Dataset rows
+ + + +

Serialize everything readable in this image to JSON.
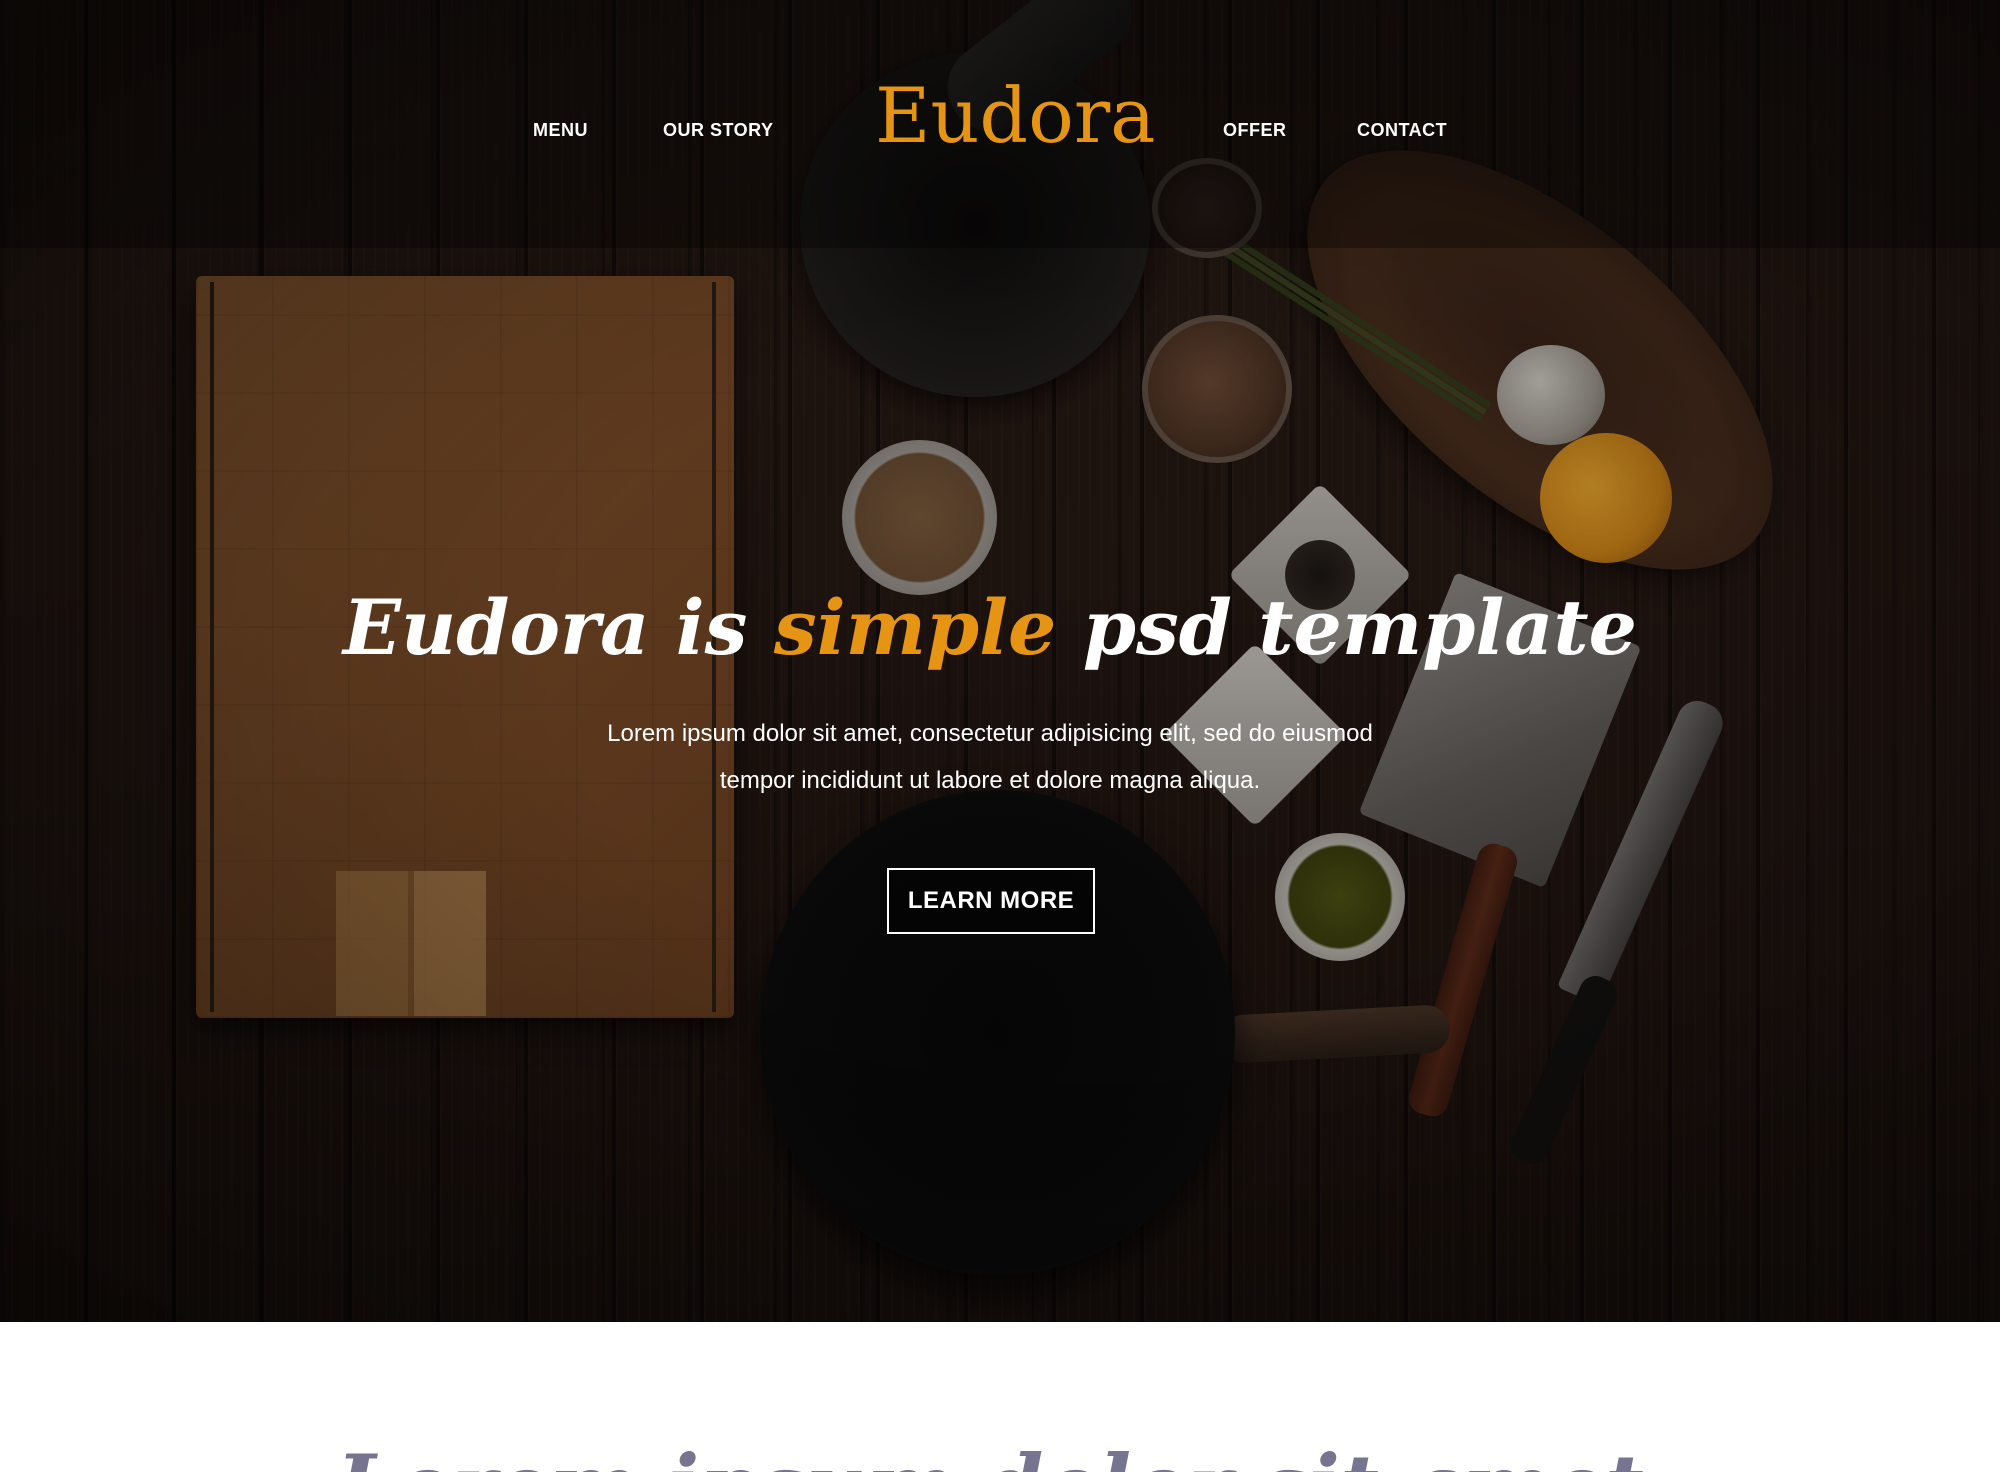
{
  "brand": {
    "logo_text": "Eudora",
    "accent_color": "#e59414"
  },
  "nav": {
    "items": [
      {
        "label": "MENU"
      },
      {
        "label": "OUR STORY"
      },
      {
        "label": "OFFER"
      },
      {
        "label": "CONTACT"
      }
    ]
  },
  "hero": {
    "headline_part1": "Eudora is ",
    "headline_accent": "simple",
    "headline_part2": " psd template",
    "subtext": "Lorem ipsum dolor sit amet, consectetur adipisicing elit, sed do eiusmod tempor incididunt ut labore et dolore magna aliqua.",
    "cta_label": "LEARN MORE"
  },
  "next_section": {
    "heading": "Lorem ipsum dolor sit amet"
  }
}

+ + + +

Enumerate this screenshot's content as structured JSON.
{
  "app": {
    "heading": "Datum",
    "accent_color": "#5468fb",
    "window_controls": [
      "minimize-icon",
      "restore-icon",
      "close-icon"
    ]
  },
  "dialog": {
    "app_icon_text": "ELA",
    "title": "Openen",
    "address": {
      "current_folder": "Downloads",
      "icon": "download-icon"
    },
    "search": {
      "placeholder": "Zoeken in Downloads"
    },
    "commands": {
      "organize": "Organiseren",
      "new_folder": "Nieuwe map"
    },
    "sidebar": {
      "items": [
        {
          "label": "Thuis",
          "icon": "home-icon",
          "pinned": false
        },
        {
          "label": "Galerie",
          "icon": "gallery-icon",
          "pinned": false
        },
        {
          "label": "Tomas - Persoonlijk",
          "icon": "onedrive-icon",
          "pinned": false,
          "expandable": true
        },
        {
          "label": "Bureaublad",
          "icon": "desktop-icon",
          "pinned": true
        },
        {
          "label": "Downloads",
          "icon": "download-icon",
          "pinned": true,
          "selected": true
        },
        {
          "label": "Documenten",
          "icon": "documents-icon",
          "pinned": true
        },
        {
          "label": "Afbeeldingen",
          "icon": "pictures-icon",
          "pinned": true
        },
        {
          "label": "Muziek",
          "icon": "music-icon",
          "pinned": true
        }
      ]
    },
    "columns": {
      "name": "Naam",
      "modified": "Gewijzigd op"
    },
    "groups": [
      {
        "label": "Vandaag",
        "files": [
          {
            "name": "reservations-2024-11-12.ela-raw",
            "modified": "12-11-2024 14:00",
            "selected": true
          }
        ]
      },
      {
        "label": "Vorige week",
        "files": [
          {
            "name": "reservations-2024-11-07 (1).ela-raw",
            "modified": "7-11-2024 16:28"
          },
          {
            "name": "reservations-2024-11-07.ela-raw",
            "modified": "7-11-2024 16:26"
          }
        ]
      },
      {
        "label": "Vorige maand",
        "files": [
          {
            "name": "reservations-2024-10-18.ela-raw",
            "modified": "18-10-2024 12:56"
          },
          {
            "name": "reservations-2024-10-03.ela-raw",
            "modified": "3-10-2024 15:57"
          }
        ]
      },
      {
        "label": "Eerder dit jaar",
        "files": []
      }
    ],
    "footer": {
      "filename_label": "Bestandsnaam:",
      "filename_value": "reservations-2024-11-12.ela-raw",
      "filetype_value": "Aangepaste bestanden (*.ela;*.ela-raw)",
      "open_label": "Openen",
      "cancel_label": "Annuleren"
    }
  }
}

+ + + +

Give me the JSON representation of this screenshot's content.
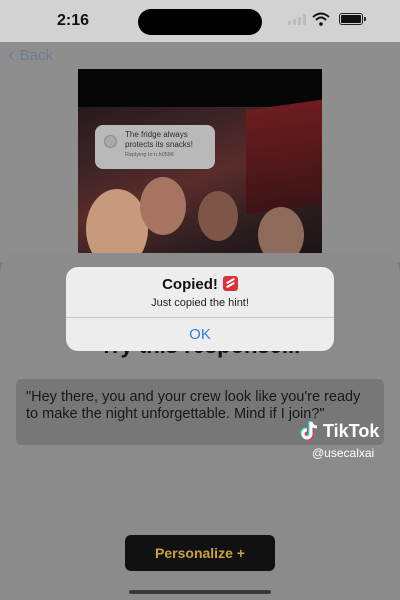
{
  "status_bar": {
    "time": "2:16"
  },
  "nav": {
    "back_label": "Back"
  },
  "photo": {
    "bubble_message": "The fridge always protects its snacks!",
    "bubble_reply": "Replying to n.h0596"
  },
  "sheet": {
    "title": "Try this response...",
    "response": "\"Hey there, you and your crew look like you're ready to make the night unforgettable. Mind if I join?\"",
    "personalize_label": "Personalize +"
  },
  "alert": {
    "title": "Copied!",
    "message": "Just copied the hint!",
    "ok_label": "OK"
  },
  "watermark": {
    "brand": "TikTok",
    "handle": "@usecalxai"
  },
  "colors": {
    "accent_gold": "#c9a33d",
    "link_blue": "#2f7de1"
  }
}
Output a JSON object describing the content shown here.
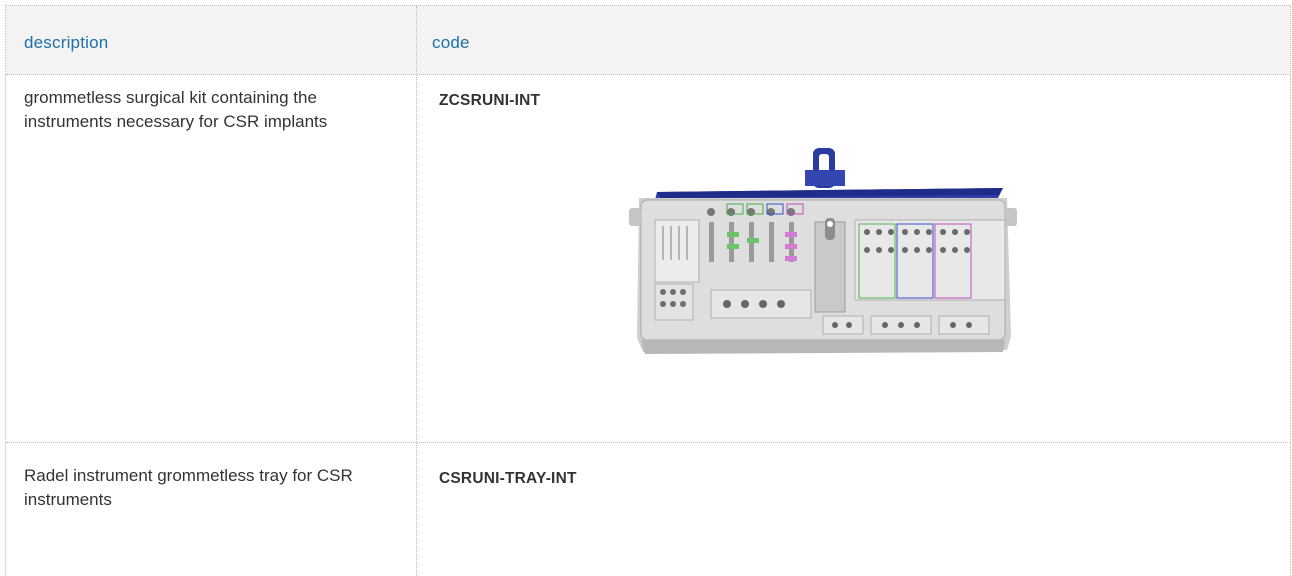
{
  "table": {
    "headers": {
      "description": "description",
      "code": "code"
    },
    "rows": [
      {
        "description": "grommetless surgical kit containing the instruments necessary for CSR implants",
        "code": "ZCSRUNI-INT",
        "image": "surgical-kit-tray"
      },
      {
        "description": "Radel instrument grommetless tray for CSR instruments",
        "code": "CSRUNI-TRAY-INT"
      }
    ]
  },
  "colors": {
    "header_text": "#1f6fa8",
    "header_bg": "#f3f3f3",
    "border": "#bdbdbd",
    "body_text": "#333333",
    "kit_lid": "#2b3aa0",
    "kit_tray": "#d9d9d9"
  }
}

+ + + +

• [Your instructions]
Find and copy each line above that includes the string "modified".

• [Output below]
      "modified": "Gewijzigd op"
            "modified": "12-11-2024 14:00",
            "modified": "7-11-2024 16:28"
            "modified": "7-11-2024 16:26"
            "modified": "18-10-2024 12:56"
            "modified": "3-10-2024 15:57"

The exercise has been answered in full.